> [EXTRACT TO READ]

David Chuter, who describes himself as a "harmless and rather obscure
bureaucrat," said he wrote the winning sentence in what he called "a moment
of total insanity."

He was the first non-American to win the top (dis)honor in the Bulwer-Lytton
Fiction Contest. The contest is named after Edward George Bulwer-Lytton, the
Victorian novelist famous for the opening sentence "It was a dark and stormy
night" from his 1830 novel "Paul Clifford."

Competition organizer Scott Rice of California's San Jose State University
said Chuter, 47, greased the competition with the following prose:

"Through the gathering gloom of a late-October afternoon, along the greasy,
cracking paving-stones slick from the sputum of the sky, Stanley Ruddlethorp
wearily trudged up the hill from the cemetery where his wife, sister,
brother, and three children were all buried, and forced open the door of his
decaying house, blissfully unaware of the catastrophe that was soon to devastate his
life."

Victory is a double-edged sword

Chuter said he had mixed feelings about winning. "The first thought I had
was 'Oh, good!' The second thought I had was 'Oh, no!'"

Chuter, who has a doctorate in English literature, said he would now be
deemed totally unreliable.

Chuter said he was inspired by stories from England's North Country, a
fading industrial region, and John Steinbeck's "The Grapes of Wrath."

"The interesting thing about parody is how far you can take it before you
fall off the edge," he said in a telephone interview from London. "You begin
with a certain theme like gloom and doom and death and things and see how long
you can continue."

> [WORK TO COMPLETE]
1. Update the Bulwer-Lytton contest article, starting with "Victory is a" and going on through "deemed totally unreliable.", replacing "mixed feelings" with "conflicting emotions".
2. According to the Bulwer-Lytton contest article, what inspired Chuter when he wrote his winning sentence?
The rows after this point come from a separate source.

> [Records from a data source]
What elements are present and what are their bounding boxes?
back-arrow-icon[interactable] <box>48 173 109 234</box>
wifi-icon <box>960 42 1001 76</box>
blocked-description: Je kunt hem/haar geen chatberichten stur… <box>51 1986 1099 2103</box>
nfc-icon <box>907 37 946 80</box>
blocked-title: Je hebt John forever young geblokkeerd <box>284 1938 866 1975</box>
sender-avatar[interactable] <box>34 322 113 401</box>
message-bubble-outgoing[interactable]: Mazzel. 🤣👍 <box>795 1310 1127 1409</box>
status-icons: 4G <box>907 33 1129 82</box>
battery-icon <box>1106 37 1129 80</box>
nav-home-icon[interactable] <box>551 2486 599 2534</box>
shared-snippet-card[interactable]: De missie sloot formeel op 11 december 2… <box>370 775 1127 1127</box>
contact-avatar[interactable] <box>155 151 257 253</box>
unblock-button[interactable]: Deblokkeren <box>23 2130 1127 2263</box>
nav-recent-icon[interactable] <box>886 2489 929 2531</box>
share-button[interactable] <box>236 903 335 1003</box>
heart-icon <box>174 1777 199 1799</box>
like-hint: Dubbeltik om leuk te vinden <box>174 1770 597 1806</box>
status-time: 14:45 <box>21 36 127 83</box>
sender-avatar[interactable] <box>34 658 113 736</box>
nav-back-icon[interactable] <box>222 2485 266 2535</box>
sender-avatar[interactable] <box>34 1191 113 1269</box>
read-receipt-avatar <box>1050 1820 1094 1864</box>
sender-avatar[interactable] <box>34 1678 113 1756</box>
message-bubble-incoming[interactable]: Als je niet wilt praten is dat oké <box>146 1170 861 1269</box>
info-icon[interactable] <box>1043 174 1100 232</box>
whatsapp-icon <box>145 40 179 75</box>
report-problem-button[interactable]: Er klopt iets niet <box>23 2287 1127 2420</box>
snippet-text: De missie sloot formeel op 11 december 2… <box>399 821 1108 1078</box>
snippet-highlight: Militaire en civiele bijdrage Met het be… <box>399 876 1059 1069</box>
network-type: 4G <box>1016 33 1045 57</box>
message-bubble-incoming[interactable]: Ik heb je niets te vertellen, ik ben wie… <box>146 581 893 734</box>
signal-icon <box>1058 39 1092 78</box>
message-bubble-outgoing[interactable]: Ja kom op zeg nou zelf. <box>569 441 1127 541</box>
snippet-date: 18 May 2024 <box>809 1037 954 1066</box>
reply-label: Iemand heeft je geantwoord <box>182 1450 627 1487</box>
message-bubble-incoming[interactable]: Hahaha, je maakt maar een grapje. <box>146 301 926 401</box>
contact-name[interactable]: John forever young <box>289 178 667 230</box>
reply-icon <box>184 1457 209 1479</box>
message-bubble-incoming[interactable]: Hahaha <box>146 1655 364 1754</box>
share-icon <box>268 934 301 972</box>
...
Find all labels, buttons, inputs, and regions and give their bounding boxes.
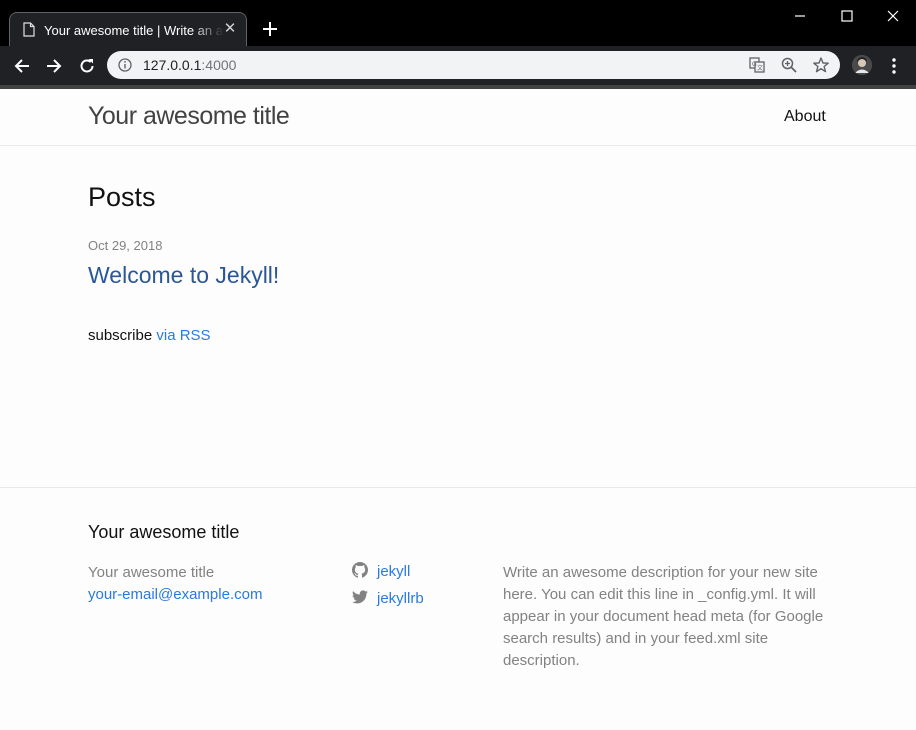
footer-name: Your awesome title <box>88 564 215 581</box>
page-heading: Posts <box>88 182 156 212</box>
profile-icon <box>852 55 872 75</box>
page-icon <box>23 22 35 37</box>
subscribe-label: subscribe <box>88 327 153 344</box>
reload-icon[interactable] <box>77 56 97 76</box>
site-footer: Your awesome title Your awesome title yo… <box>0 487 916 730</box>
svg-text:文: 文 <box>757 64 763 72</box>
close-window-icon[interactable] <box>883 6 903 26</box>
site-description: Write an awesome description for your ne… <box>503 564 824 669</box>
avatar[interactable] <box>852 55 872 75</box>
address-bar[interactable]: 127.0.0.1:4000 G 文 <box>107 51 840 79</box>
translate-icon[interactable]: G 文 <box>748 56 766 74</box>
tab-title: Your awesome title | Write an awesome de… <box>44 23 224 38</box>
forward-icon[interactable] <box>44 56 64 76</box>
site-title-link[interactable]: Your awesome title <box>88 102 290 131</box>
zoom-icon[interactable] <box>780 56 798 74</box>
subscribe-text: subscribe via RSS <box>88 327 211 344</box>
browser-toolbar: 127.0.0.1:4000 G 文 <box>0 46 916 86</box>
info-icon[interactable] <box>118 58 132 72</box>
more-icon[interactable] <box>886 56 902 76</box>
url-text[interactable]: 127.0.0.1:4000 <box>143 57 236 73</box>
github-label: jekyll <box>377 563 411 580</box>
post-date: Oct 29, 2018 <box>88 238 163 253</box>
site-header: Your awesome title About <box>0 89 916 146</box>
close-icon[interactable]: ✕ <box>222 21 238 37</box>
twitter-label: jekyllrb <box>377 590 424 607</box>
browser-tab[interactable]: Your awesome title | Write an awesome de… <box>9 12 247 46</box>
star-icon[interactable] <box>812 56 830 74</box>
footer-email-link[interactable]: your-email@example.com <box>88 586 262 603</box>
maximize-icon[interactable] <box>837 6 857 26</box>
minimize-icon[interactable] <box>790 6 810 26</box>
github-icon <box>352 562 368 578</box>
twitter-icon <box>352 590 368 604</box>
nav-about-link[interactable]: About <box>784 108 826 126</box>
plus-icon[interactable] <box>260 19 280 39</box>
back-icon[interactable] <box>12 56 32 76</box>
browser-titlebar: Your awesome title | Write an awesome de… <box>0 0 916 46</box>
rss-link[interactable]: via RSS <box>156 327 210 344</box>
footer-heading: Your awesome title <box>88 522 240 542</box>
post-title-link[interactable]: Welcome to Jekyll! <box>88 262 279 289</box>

> [FINAL ANSWERS]
1.
Victory is a double-edged sword

Chuter said he had conflicting emotions about winning. "The first thought I had
was 'Oh, good!' The second thought I had was 'Oh, no!'"

Chuter, who has a doctorate in English literature, said he would now be
deemed totally unreliable.

2. Chuter said he was inspired by stories from England's North Country, a fading industrial region. He also named John Steinbeck's "The Grapes of Wrath" as an inspiration.